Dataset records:
___
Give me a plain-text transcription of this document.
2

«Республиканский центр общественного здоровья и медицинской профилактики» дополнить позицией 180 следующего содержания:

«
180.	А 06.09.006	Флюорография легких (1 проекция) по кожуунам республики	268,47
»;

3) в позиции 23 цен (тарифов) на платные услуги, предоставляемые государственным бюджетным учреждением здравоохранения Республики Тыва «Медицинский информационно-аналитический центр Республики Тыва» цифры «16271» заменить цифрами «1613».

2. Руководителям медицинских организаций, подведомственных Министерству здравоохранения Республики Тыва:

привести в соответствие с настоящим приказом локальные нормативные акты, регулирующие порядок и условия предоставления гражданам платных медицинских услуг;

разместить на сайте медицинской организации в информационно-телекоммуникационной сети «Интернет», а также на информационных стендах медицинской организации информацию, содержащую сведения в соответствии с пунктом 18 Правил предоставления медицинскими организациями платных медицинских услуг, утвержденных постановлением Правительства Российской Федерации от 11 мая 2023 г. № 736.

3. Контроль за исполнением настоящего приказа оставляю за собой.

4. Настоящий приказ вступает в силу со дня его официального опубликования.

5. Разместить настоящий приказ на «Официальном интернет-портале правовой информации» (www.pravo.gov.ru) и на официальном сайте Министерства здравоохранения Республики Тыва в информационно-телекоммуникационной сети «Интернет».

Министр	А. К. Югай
___
REQUIRED TASK ▸
Repeat the data above, word for word.

EXERCISE RESPONSE ▸
Give me a plain-text transcription of this document.
2

«Республиканский центр общественного здоровья и медицинской профилактики» дополнить позицией 180 следующего содержания:

«
180.	А 06.09.006	Флюорография легких (1 проекция) по кожуунам республики	268,47
»;

3) в позиции 23 цен (тарифов) на платные услуги, предоставляемые государственным бюджетным учреждением здравоохранения Республики Тыва «Медицинский информационно-аналитический центр Республики Тыва» цифры «16271» заменить цифрами «1613».

2. Руководителям медицинских организаций, подведомственных Министерству здравоохранения Республики Тыва:

привести в соответствие с настоящим приказом локальные нормативные акты, регулирующие порядок и условия предоставления гражданам платных медицинских услуг;

разместить на сайте медицинской организации в информационно-телекоммуникационной сети «Интернет», а также на информационных стендах медицинской организации информацию, содержащую сведения в соответствии с пунктом 18 Правил предоставления медицинскими организациями платных медицинских услуг, утвержденных постановлением Правительства Российской Федерации от 11 мая 2023 г. № 736.

3. Контроль за исполнением настоящего приказа оставляю за собой.

4. Настоящий приказ вступает в силу со дня его официального опубликования.

5. Разместить настоящий приказ на «Официальном интернет-портале правовой информации» (www.pravo.gov.ru) и на официальном сайте Министерства здравоохранения Республики Тыва в информационно-телекоммуникационной сети «Интернет».

Министр	А. К. Югай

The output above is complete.